> _Problem requirements_: Could you transcribe every record below exactly as written, leaving out any pictures?

> _Available data_:
▶

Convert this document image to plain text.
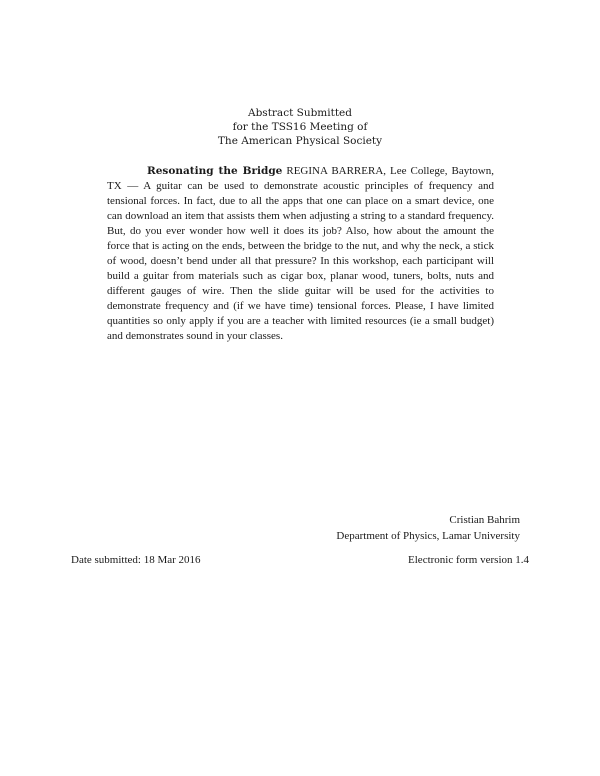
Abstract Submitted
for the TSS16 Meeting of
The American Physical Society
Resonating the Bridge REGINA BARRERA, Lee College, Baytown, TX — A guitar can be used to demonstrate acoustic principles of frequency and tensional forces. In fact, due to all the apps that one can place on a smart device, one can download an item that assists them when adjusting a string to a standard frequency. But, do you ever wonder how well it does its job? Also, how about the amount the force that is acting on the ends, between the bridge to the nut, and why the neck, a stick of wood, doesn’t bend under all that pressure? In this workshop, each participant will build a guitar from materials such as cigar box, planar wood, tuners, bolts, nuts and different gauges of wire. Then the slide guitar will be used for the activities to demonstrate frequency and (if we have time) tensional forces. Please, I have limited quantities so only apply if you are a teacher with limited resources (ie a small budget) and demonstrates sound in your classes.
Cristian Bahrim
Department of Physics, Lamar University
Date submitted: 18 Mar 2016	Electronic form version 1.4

◀

> _Output of the exercise_:
Convert this document image to plain text.
Abstract Submitted
for the TSS16 Meeting of
The American Physical Society
Resonating the Bridge REGINA BARRERA, Lee College, Baytown, TX — A guitar can be used to demonstrate acoustic principles of frequency and tensional forces. In fact, due to all the apps that one can place on a smart device, one can download an item that assists them when adjusting a string to a standard frequency. But, do you ever wonder how well it does its job? Also, how about the amount the force that is acting on the ends, between the bridge to the nut, and why the neck, a stick of wood, doesn’t bend under all that pressure? In this workshop, each participant will build a guitar from materials such as cigar box, planar wood, tuners, bolts, nuts and different gauges of wire. Then the slide guitar will be used for the activities to demonstrate frequency and (if we have time) tensional forces. Please, I have limited quantities so only apply if you are a teacher with limited resources (ie a small budget) and demonstrates sound in your classes.
Cristian Bahrim
Department of Physics, Lamar University
Date submitted: 18 Mar 2016	Electronic form version 1.4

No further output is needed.